Stored data:

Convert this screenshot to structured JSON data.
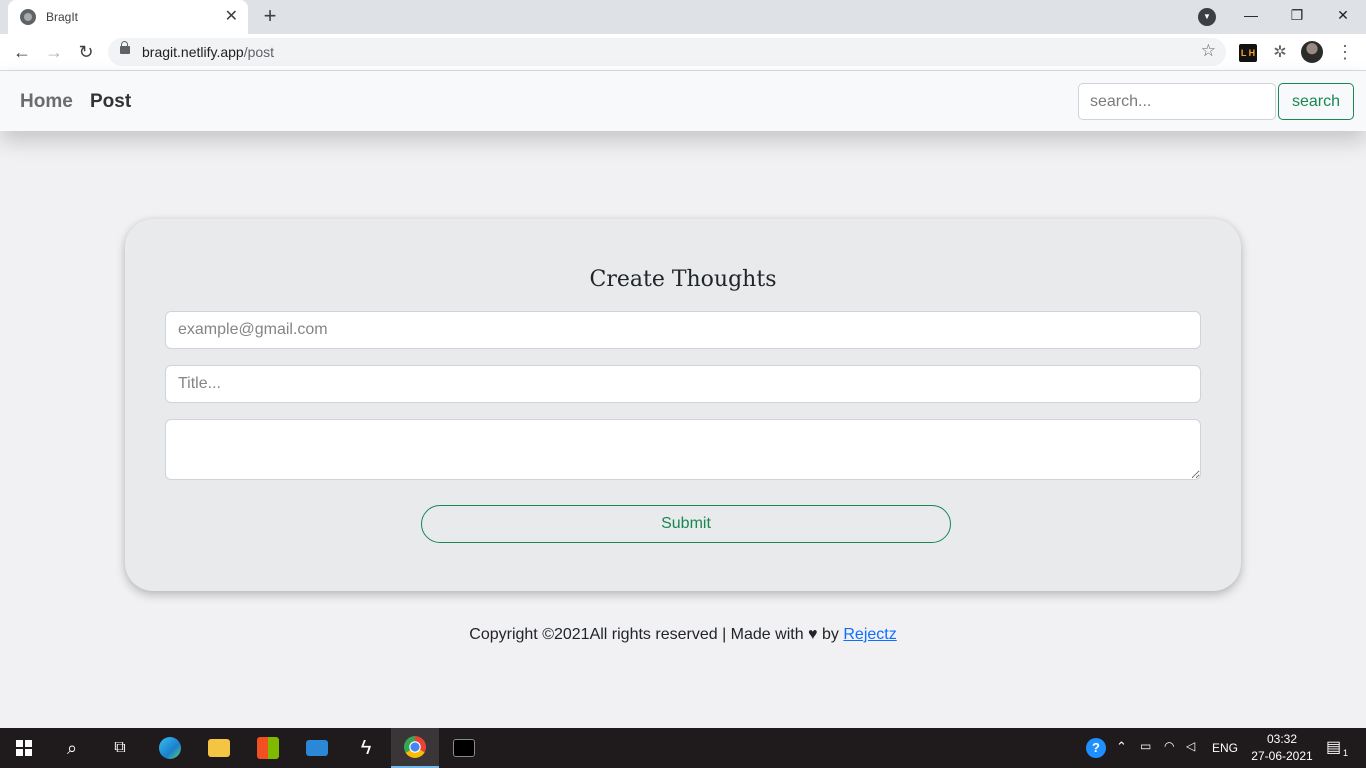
{
  "browser": {
    "tab_title": "BragIt",
    "url_host": "bragit.netlify.app",
    "url_path": "/post"
  },
  "navbar": {
    "home_label": "Home",
    "post_label": "Post",
    "search_placeholder": "search...",
    "search_button": "search"
  },
  "form": {
    "title": "Create Thoughts",
    "email_placeholder": "example@gmail.com",
    "title_placeholder": "Title...",
    "submit_label": "Submit"
  },
  "footer": {
    "text_before": "Copyright ©2021All rights reserved | Made with",
    "text_by": "by",
    "link_text": "Rejectz"
  },
  "taskbar": {
    "lang": "ENG",
    "time": "03:32",
    "date": "27-06-2021",
    "notification_count": "1"
  },
  "colors": {
    "accent_green": "#198754",
    "link_blue": "#0d6efd"
  }
}
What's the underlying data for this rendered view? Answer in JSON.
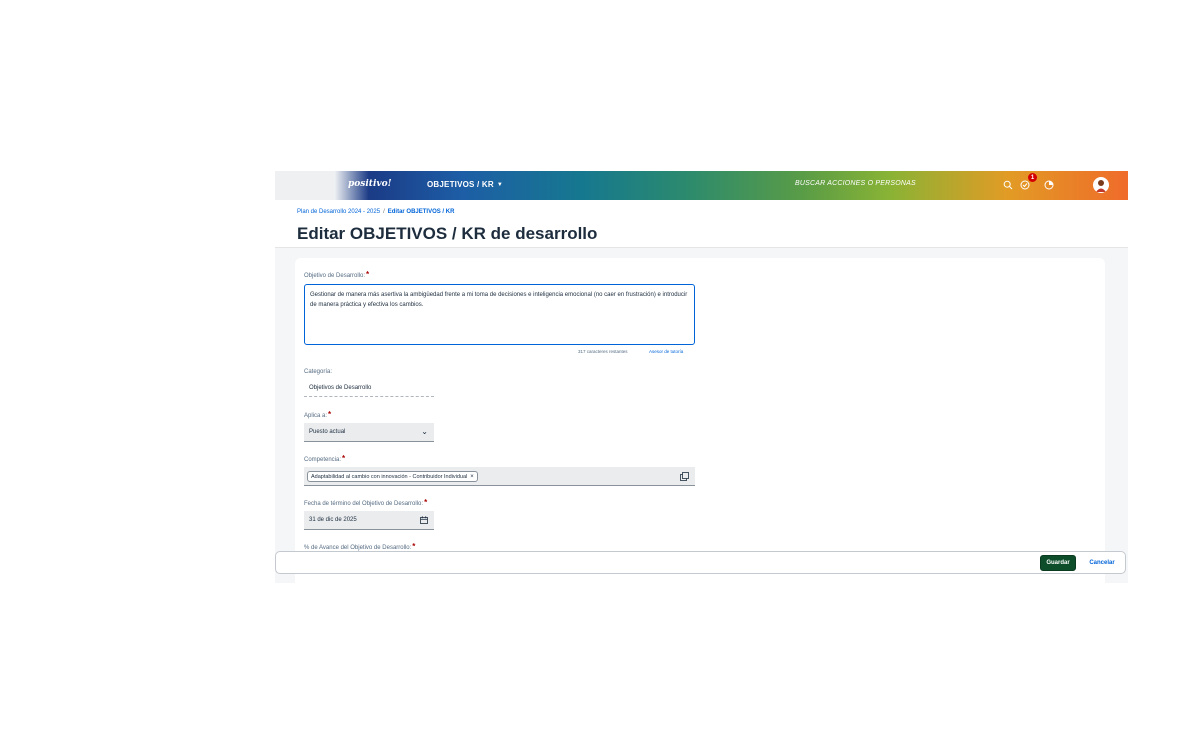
{
  "shell": {
    "logo": "positivo!",
    "nav_menu": "OBJETIVOS / KR",
    "search_placeholder": "BUSCAR ACCIONES O PERSONAS",
    "notification_count": "1",
    "icons": [
      "search-icon",
      "notification-icon",
      "approvals-icon",
      "avatar"
    ]
  },
  "header": {
    "breadcrumb": {
      "parent": "Plan de Desarrollo 2024 - 2025",
      "current": "Editar OBJETIVOS / KR"
    },
    "title": "Editar OBJETIVOS / KR de desarrollo"
  },
  "form": {
    "objective": {
      "label": "Objetivo de Desarrollo:",
      "value": "Gestionar de manera más asertiva la ambigüedad frente a mi toma de decisiones e inteligencia emocional (no caer en frustración) e introducir de manera práctica y efectiva los cambios.",
      "counter": "317 caracteres restantes",
      "tutor_link": "Asesor de tutoría"
    },
    "category": {
      "label": "Categoría:",
      "value": "Objetivos de Desarrollo"
    },
    "applies_to": {
      "label": "Aplica a:",
      "value": "Puesto actual"
    },
    "competency": {
      "label": "Competencia:",
      "token": "Adaptabilidad al cambio con innovación - Contribuidor Individual"
    },
    "end_date": {
      "label": "Fecha de término del Objetivo de Desarrollo:",
      "value": "31 de dic de 2025"
    },
    "progress": {
      "label": "% de Avance del Objetivo de Desarrollo:"
    }
  },
  "footer": {
    "save_label": "Guardar",
    "cancel_label": "Cancelar"
  }
}
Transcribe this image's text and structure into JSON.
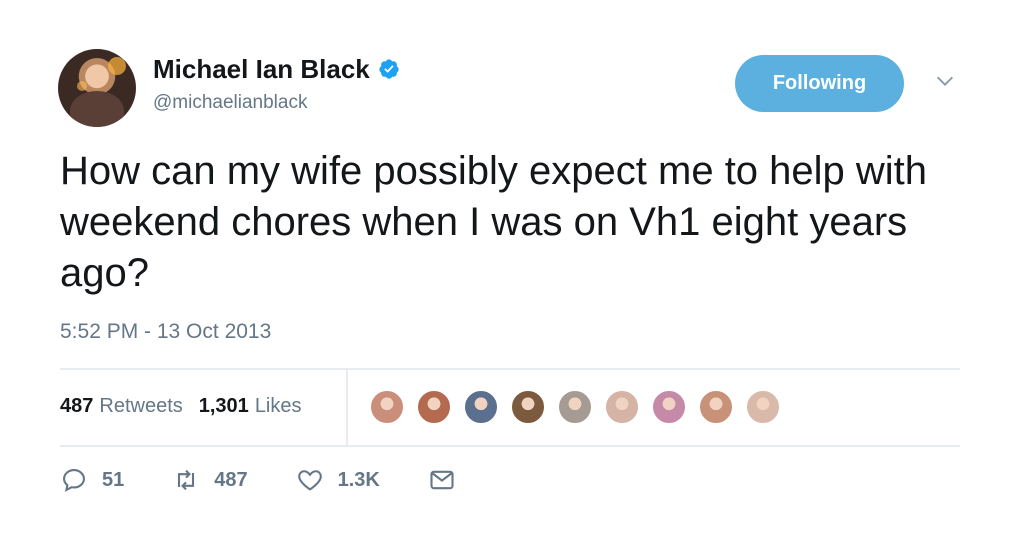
{
  "user": {
    "display_name": "Michael Ian Black",
    "handle": "@michaelianblack",
    "follow_button": "Following"
  },
  "tweet": {
    "text": "How can my wife possibly expect me to help with weekend chores when I was on Vh1 eight years ago?",
    "timestamp": "5:52 PM - 13 Oct 2013"
  },
  "stats": {
    "retweets_count": "487",
    "retweets_label": "Retweets",
    "likes_count": "1,301",
    "likes_label": "Likes"
  },
  "likers": {
    "count": 9,
    "colors": [
      "#c98f7a",
      "#b36a4f",
      "#5b6f8e",
      "#7b5a3d",
      "#a59b92",
      "#d5b3a5",
      "#c48aa8",
      "#c79277",
      "#d9b9aa"
    ]
  },
  "actions": {
    "reply_count": "51",
    "retweet_count": "487",
    "like_count": "1.3K"
  },
  "colors": {
    "accent": "#5bb0df",
    "verified": "#1da1f2",
    "muted": "#657786"
  },
  "icons": {
    "verified": "verified-badge-icon",
    "caret": "chevron-down-icon",
    "reply": "reply-icon",
    "retweet": "retweet-icon",
    "like": "heart-icon",
    "dm": "envelope-icon"
  }
}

## Exercise details
Give every line back word for word and leave the pictures out.

## Output
Convert this screenshot to structured JSON data.
{
  "browser": {
    "tab_title": "BragIt",
    "url_host": "bragit.netlify.app",
    "url_path": "/post"
  },
  "navbar": {
    "home_label": "Home",
    "post_label": "Post",
    "search_placeholder": "search...",
    "search_button": "search"
  },
  "form": {
    "title": "Create Thoughts",
    "email_placeholder": "example@gmail.com",
    "title_placeholder": "Title...",
    "submit_label": "Submit"
  },
  "footer": {
    "text_before": "Copyright ©2021All rights reserved | Made with",
    "text_by": "by",
    "link_text": "Rejectz"
  },
  "taskbar": {
    "lang": "ENG",
    "time": "03:32",
    "date": "27-06-2021",
    "notification_count": "1"
  },
  "colors": {
    "accent_green": "#198754",
    "link_blue": "#0d6efd"
  }
}
What's the underlying data for this rendered view? Answer in JSON.
{
  "shell": {
    "logo": "positivo!",
    "nav_menu": "OBJETIVOS / KR",
    "search_placeholder": "BUSCAR ACCIONES O PERSONAS",
    "notification_count": "1",
    "icons": [
      "search-icon",
      "notification-icon",
      "approvals-icon",
      "avatar"
    ]
  },
  "header": {
    "breadcrumb": {
      "parent": "Plan de Desarrollo 2024 - 2025",
      "current": "Editar OBJETIVOS / KR"
    },
    "title": "Editar OBJETIVOS / KR de desarrollo"
  },
  "form": {
    "objective": {
      "label": "Objetivo de Desarrollo:",
      "value": "Gestionar de manera más asertiva la ambigüedad frente a mi toma de decisiones e inteligencia emocional (no caer en frustración) e introducir de manera práctica y efectiva los cambios.",
      "counter": "317 caracteres restantes",
      "tutor_link": "Asesor de tutoría"
    },
    "category": {
      "label": "Categoría:",
      "value": "Objetivos de Desarrollo"
    },
    "applies_to": {
      "label": "Aplica a:",
      "value": "Puesto actual"
    },
    "competency": {
      "label": "Competencia:",
      "token": "Adaptabilidad al cambio con innovación - Contribuidor Individual"
    },
    "end_date": {
      "label": "Fecha de término del Objetivo de Desarrollo:",
      "value": "31 de dic de 2025"
    },
    "progress": {
      "label": "% de Avance del Objetivo de Desarrollo:"
    }
  },
  "footer": {
    "save_label": "Guardar",
    "cancel_label": "Cancelar"
  }
}
Transcribe this image's text and structure into JSON.
{
  "user": {
    "display_name": "Michael Ian Black",
    "handle": "@michaelianblack",
    "follow_button": "Following"
  },
  "tweet": {
    "text": "How can my wife possibly expect me to help with weekend chores when I was on Vh1 eight years ago?",
    "timestamp": "5:52 PM - 13 Oct 2013"
  },
  "stats": {
    "retweets_count": "487",
    "retweets_label": "Retweets",
    "likes_count": "1,301",
    "likes_label": "Likes"
  },
  "likers": {
    "count": 9,
    "colors": [
      "#c98f7a",
      "#b36a4f",
      "#5b6f8e",
      "#7b5a3d",
      "#a59b92",
      "#d5b3a5",
      "#c48aa8",
      "#c79277",
      "#d9b9aa"
    ]
  },
  "actions": {
    "reply_count": "51",
    "retweet_count": "487",
    "like_count": "1.3K"
  },
  "colors": {
    "accent": "#5bb0df",
    "verified": "#1da1f2",
    "muted": "#657786"
  },
  "icons": {
    "verified": "verified-badge-icon",
    "caret": "chevron-down-icon",
    "reply": "reply-icon",
    "retweet": "retweet-icon",
    "like": "heart-icon",
    "dm": "envelope-icon"
  }
}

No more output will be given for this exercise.